Exercise requirements: Report, as a bare number, how many lines hold "fabricante".

Available data:
------------------------------------------------
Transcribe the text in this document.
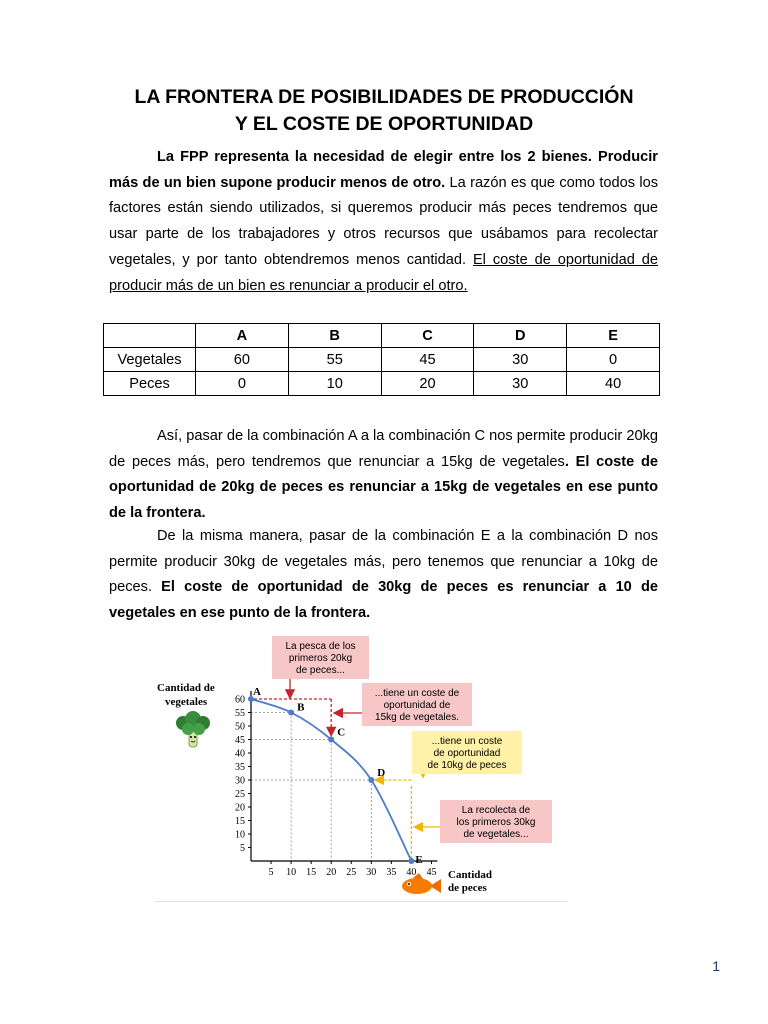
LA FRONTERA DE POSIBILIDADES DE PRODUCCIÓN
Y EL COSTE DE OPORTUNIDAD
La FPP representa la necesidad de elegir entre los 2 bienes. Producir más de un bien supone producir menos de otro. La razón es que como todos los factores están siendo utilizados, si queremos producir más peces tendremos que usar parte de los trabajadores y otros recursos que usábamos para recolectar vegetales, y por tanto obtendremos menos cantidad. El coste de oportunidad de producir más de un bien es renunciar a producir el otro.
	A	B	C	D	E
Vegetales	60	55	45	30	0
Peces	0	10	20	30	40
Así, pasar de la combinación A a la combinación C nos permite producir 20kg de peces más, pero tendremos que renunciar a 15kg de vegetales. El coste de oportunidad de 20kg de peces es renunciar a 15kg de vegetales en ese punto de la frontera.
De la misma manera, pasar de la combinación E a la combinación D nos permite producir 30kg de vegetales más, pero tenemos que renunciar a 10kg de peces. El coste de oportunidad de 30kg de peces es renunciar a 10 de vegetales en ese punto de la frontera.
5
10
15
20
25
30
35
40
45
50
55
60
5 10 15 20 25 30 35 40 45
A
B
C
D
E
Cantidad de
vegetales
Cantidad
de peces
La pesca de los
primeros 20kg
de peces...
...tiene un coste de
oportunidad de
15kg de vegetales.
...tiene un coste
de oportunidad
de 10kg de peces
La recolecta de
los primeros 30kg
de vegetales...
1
------------------------------------------------
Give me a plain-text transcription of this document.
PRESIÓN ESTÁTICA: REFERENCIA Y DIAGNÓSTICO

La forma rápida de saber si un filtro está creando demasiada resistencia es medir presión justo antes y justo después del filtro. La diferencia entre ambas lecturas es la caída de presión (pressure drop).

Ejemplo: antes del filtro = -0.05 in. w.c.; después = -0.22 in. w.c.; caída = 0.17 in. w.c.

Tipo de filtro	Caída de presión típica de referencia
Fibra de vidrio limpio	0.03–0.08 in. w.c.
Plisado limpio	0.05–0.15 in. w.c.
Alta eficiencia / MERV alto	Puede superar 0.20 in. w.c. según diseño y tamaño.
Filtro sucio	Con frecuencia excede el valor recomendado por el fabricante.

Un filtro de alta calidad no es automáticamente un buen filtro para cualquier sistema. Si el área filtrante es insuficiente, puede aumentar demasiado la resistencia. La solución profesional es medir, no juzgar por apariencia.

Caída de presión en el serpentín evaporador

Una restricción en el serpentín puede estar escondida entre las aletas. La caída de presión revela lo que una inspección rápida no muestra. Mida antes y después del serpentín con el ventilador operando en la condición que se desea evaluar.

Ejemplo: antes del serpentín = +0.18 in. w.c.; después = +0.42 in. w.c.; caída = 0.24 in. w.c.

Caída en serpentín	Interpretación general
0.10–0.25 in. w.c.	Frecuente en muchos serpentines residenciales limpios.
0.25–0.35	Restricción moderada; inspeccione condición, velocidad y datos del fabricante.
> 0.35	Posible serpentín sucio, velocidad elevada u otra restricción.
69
------------------------------------------------
The reply: 2